[Required work]: What is the number of lines in these entries that include "Statistic"? Write that number and no other text.

= = = = = = =

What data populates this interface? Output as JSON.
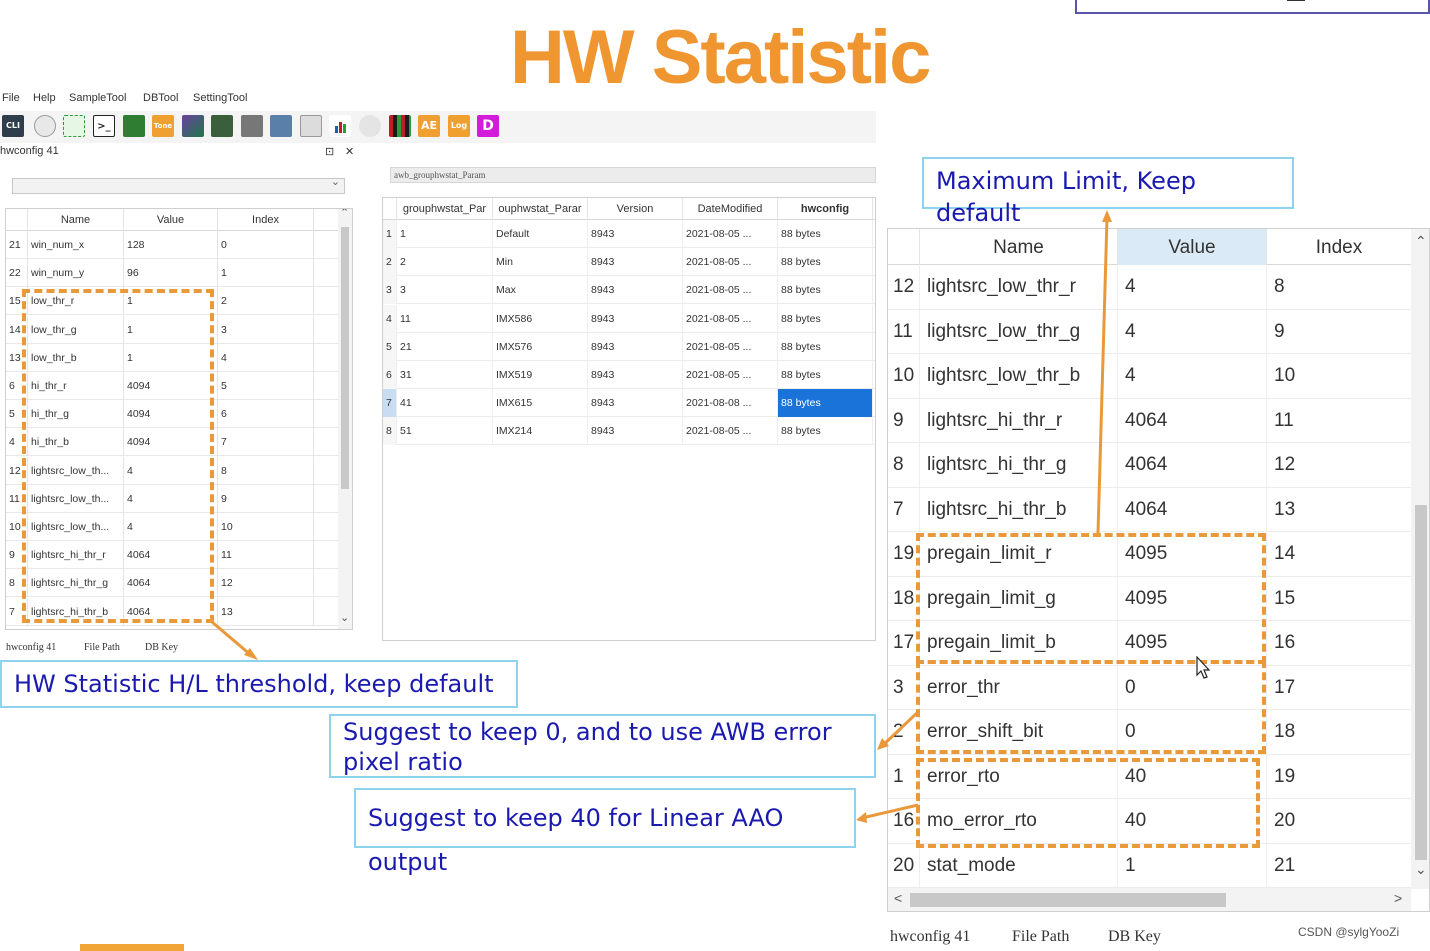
{
  "title": "HW Statistic",
  "menu": [
    "File",
    "Help",
    "SampleTool",
    "DBTool",
    "SettingTool"
  ],
  "toolbar": {
    "icons": [
      "cli-icon",
      "sphere-icon",
      "crosshair-icon",
      "terminal-icon",
      "tree-icon",
      "tone-icon",
      "image-icon",
      "grid-image-icon",
      "tools-icon",
      "camera-icon",
      "table-icon",
      "bars-icon",
      "gear-icon",
      "mosaic-icon",
      "ae-icon",
      "log-icon",
      "d-icon"
    ],
    "labels": {
      "cli": "CLI",
      "tone": "Tone",
      "ae": "AE",
      "log": "Log",
      "d": "D"
    }
  },
  "left_pane": {
    "title": "hwconfig 41",
    "pin": "⊡",
    "close": "✕",
    "columns": [
      "Name",
      "Value",
      "Index"
    ],
    "rows": [
      {
        "no": "21",
        "name": "win_num_x",
        "value": "128",
        "index": "0"
      },
      {
        "no": "22",
        "name": "win_num_y",
        "value": "96",
        "index": "1"
      },
      {
        "no": "15",
        "name": "low_thr_r",
        "value": "1",
        "index": "2"
      },
      {
        "no": "14",
        "name": "low_thr_g",
        "value": "1",
        "index": "3"
      },
      {
        "no": "13",
        "name": "low_thr_b",
        "value": "1",
        "index": "4"
      },
      {
        "no": "6",
        "name": "hi_thr_r",
        "value": "4094",
        "index": "5"
      },
      {
        "no": "5",
        "name": "hi_thr_g",
        "value": "4094",
        "index": "6"
      },
      {
        "no": "4",
        "name": "hi_thr_b",
        "value": "4094",
        "index": "7"
      },
      {
        "no": "12",
        "name": "lightsrc_low_th...",
        "value": "4",
        "index": "8"
      },
      {
        "no": "11",
        "name": "lightsrc_low_th...",
        "value": "4",
        "index": "9"
      },
      {
        "no": "10",
        "name": "lightsrc_low_th...",
        "value": "4",
        "index": "10"
      },
      {
        "no": "9",
        "name": "lightsrc_hi_thr_r",
        "value": "4064",
        "index": "11"
      },
      {
        "no": "8",
        "name": "lightsrc_hi_thr_g",
        "value": "4064",
        "index": "12"
      },
      {
        "no": "7",
        "name": "lightsrc_hi_thr_b",
        "value": "4064",
        "index": "13"
      }
    ],
    "tabs": [
      "hwconfig 41",
      "File Path",
      "DB Key"
    ]
  },
  "mid_pane": {
    "label": "awb_grouphwstat_Param",
    "columns": [
      "grouphwstat_Par",
      "ouphwstat_Parar",
      "Version",
      "DateModified",
      "hwconfig"
    ],
    "rows": [
      {
        "no": "1",
        "id": "1",
        "name": "Default",
        "version": "8943",
        "date": "2021-08-05 ...",
        "hw": "88 bytes"
      },
      {
        "no": "2",
        "id": "2",
        "name": "Min",
        "version": "8943",
        "date": "2021-08-05 ...",
        "hw": "88 bytes"
      },
      {
        "no": "3",
        "id": "3",
        "name": "Max",
        "version": "8943",
        "date": "2021-08-05 ...",
        "hw": "88 bytes"
      },
      {
        "no": "4",
        "id": "11",
        "name": "IMX586",
        "version": "8943",
        "date": "2021-08-05 ...",
        "hw": "88 bytes"
      },
      {
        "no": "5",
        "id": "21",
        "name": "IMX576",
        "version": "8943",
        "date": "2021-08-05 ...",
        "hw": "88 bytes"
      },
      {
        "no": "6",
        "id": "31",
        "name": "IMX519",
        "version": "8943",
        "date": "2021-08-05 ...",
        "hw": "88 bytes"
      },
      {
        "no": "7",
        "id": "41",
        "name": "IMX615",
        "version": "8943",
        "date": "2021-08-08 ...",
        "hw": "88 bytes"
      },
      {
        "no": "8",
        "id": "51",
        "name": "IMX214",
        "version": "8943",
        "date": "2021-08-05 ...",
        "hw": "88 bytes"
      }
    ],
    "selected_row": 6
  },
  "right_pane": {
    "columns": [
      "Name",
      "Value",
      "Index"
    ],
    "rows": [
      {
        "no": "12",
        "name": "lightsrc_low_thr_r",
        "value": "4",
        "index": "8"
      },
      {
        "no": "11",
        "name": "lightsrc_low_thr_g",
        "value": "4",
        "index": "9"
      },
      {
        "no": "10",
        "name": "lightsrc_low_thr_b",
        "value": "4",
        "index": "10"
      },
      {
        "no": "9",
        "name": "lightsrc_hi_thr_r",
        "value": "4064",
        "index": "11"
      },
      {
        "no": "8",
        "name": "lightsrc_hi_thr_g",
        "value": "4064",
        "index": "12"
      },
      {
        "no": "7",
        "name": "lightsrc_hi_thr_b",
        "value": "4064",
        "index": "13"
      },
      {
        "no": "19",
        "name": "pregain_limit_r",
        "value": "4095",
        "index": "14"
      },
      {
        "no": "18",
        "name": "pregain_limit_g",
        "value": "4095",
        "index": "15"
      },
      {
        "no": "17",
        "name": "pregain_limit_b",
        "value": "4095",
        "index": "16"
      },
      {
        "no": "3",
        "name": "error_thr",
        "value": "0",
        "index": "17"
      },
      {
        "no": "2",
        "name": "error_shift_bit",
        "value": "0",
        "index": "18"
      },
      {
        "no": "1",
        "name": "error_rto",
        "value": "40",
        "index": "19"
      },
      {
        "no": "16",
        "name": "mo_error_rto",
        "value": "40",
        "index": "20"
      },
      {
        "no": "20",
        "name": "stat_mode",
        "value": "1",
        "index": "21"
      }
    ],
    "tabs": [
      "hwconfig 41",
      "File Path",
      "DB Key"
    ]
  },
  "callouts": {
    "max_limit": "Maximum Limit, Keep default",
    "hl_threshold": "HW Statistic H/L threshold, keep default",
    "keep_zero": "Suggest to keep 0, and to use AWB error pixel ratio",
    "keep_forty": "Suggest to keep 40 for Linear AAO output"
  },
  "watermark": "CSDN @sylgYooZi",
  "colors": {
    "title": "#ef9630",
    "callout_text": "#1a1ab0",
    "callout_border": "#8ed3ee",
    "dash": "#e9993a",
    "selection": "#1a73d9"
  }
}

= = = = = = =

[Response to this task]: 2